> **Text block**
========

Default AGX's and RSR's: Thoughts and Pictures

I did a small search and didn't turn up too much information on the combination. So, I thought I would share some thoughts and pictures about/of the setup to help those in the market.

Remember, this is my personal opinion, so take it with a grain of salt. I should mention that I have no other suspension modifications on my car. Also, it sits on 17x7.5 wheels with 225/45-17 tires.

I don't know that I really need to go over the install as it's about six bolts per corner, remove stock hardware, swap interchangeable parts, and install new hardware.

Before the shocks and springs were installed the front of my car (measured from the center of the center wheel cap to the bottom of the center of the fender arc) sat at 1ft. 4in; the rear (same method of measurement) sat at 1ft. 2in.

After the shocks and springs were installed, a proper alignment was done, and some miles had been driven, the front of my car (again, same measruement procedure) sits at ~ 1ft. 2in., add maybe an 1/8 to that; the rear sits at 1ft. 1 and 1/4in.

Once we thought we had everything installed correctly, I decided I couldn't wait until my 9:00am alignment appointment and took the car for a short spin. Immediately, the car clunked like crazy and things didn't seem to be going well. We called it a night and decided to see if the alignment guys could tell us anything.

Sure enough, the 19mm (up from 17mm on the stockers) nut that holds the shock to the top hat was not tight enough on any of them. The guys tightened them so that two threads can be seen (at all four corners) and the clunking disappeared.

I picked up some camber bolts (from The Tire Rack) just I case I would need them, however, the company that aligned the car determined that I did not, based on the kind of driving I do (occasional spirited driving, with auto-x to come next season). Apparently the following settings are not too aggressive, so they said they would "tweak" some things when it comes time to race next season and maybe install the camber bolts depending on what I tell them the car does or does not do on the track. If I remember correctly, I think they only had to make some adjustments to the toe setting. So, the specs could be mostly stock. The following specs are from the printout the company gave me after they aligned the car:
Code:
Front            Left        Right

Camber          - 0.4        - 0.4
Caster            2.7          3.2
Toe             - 0.02      - 0.01
Total Toe              - 0.02
Set Back               - 0.07

Rear

Camber          - 1.6       - 1.5
Toe               0.10       0.01
Total Toe              0.11
Thrust Angle           0.04
With everything properly tightened and aligned I spent some time driving around with all of the shocks set on position "3." Driving over potholes, bumps, smooth pavement, fast corners, slow corners, and everything in between, I decided "3" was pretty decent. The ride wasn't too terribly punishing and I found the car cornering pretty flat and producing some predictable understeer.

========

> **Data lines**
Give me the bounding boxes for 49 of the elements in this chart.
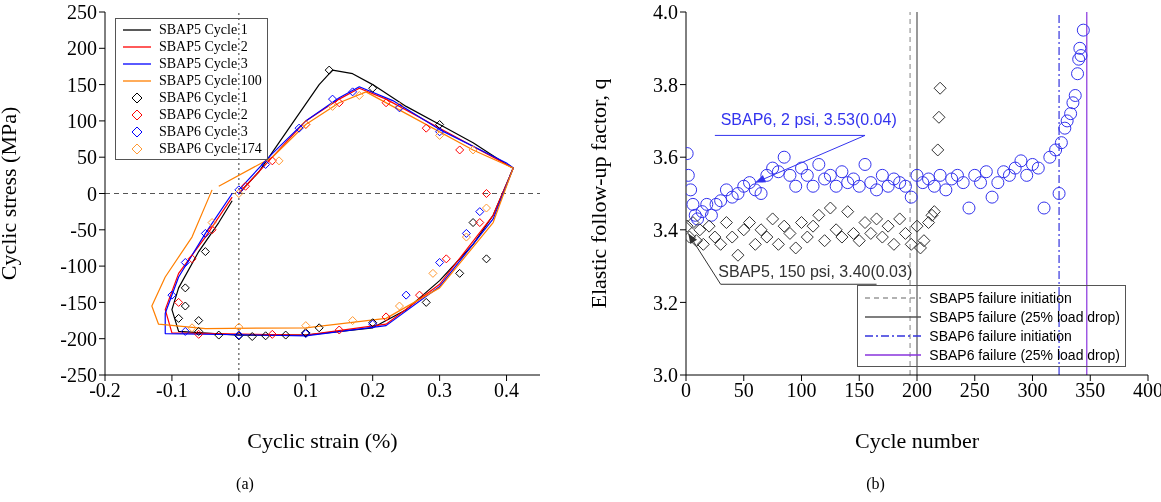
text: (b) xyxy=(865,475,886,493)
x-tick-label: 350 xyxy=(1075,379,1106,402)
y-axis-title: Elastic follow-up factor, q xyxy=(585,78,611,309)
legend-label: SBAP5 Cycle 3 xyxy=(159,55,248,72)
x-tick-label: 0.0 xyxy=(226,379,252,402)
x-tick-label: 100 xyxy=(786,379,817,402)
y-tick-label: 3.8 xyxy=(653,73,678,96)
y-tick-label: 250 xyxy=(67,1,97,24)
legend-label: SBAP6 Cycle 174 xyxy=(159,140,262,157)
x-tick-label: 0.2 xyxy=(360,379,386,402)
y-tick-label: 150 xyxy=(67,73,97,96)
x-tick-label: 150 xyxy=(844,379,875,402)
y-tick-label: -200 xyxy=(60,327,97,350)
y-tick-label: 3.2 xyxy=(653,291,678,314)
y-tick-label: 100 xyxy=(67,110,97,132)
legend-label: SBAP6 Cycle 2 xyxy=(159,106,248,123)
x-tick-label: 300 xyxy=(1017,379,1048,402)
legend-label: SBAP5 Cycle 100 xyxy=(159,72,262,89)
x-axis-title: Cycle number xyxy=(854,428,980,453)
ref-line-label: SBAP6 failure initiation xyxy=(929,327,1072,344)
x-tick-label: 0.4 xyxy=(494,379,520,402)
y-tick-label: -150 xyxy=(60,291,97,314)
annotation: SBAP6, 2 psi, 3.53(0.04) xyxy=(720,110,897,128)
y-tick-label: 3.0 xyxy=(653,364,678,387)
legend-label: SBAP6 Cycle 3 xyxy=(159,123,248,140)
y-tick-label: 0 xyxy=(87,182,97,205)
y-tick-label: 3.4 xyxy=(653,218,678,241)
ref-line-label: SBAP5 failure (25% load drop) xyxy=(929,308,1120,325)
y-tick-label: 3.6 xyxy=(653,146,678,169)
legend-label: SBAP5 Cycle 2 xyxy=(159,38,248,55)
legend-label: SBAP5 Cycle 1 xyxy=(159,21,248,38)
ref-line-label: SBAP6 failure (25% load drop) xyxy=(929,346,1120,363)
x-tick-label: -0.1 xyxy=(156,379,188,402)
ref-line-label: SBAP5 failure initiation xyxy=(929,289,1072,306)
y-tick-label: -100 xyxy=(60,255,97,278)
x-tick-label: 0.1 xyxy=(293,379,319,402)
annotation: SBAP5, 150 psi, 3.40(0.03) xyxy=(718,262,913,280)
y-tick-label: -50 xyxy=(70,218,97,241)
x-tick-label: 0.3 xyxy=(427,379,453,402)
y-tick-label: 200 xyxy=(67,37,97,60)
y-tick-label: 50 xyxy=(77,146,97,169)
text: (a) xyxy=(235,475,255,493)
x-tick-label: 200 xyxy=(902,379,932,402)
y-axis-title: Cyclic stress (MPa) xyxy=(0,106,21,281)
x-tick-label: 50 xyxy=(733,379,754,402)
legend-label: SBAP6 Cycle 1 xyxy=(159,89,248,106)
y-tick-label: 4.0 xyxy=(653,1,678,24)
x-axis-title: Cyclic strain (%) xyxy=(247,428,398,453)
x-tick-label: 250 xyxy=(959,379,990,402)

========

> **Problems and tasks**
[a] Translate this sentence from the suspension post into Spanish: "I should mention that I have no other suspension modifications on my car."
[b] Based on the suspension post, answer yes or no to each statement and quote the words that decide it: (i) The car rides on 17x7.5 wheels. (ii) The alignment company installed the camber bolts. (iii) The nut that holds the shock to the top hat is 17mm.

> **Task-by-task answers**
[a] Debo mencionar que no tengo ninguna otra modificación de suspensión en mi coche.

[b]
(i) Yes: "it sits on 17x7.5 wheels with 225/45-17 tires."
(ii) No: "the company that aligned the car determined that I did not"
(iii) No: "the 19mm (up from 17mm on the stockers) nut that holds the shock to the top hat"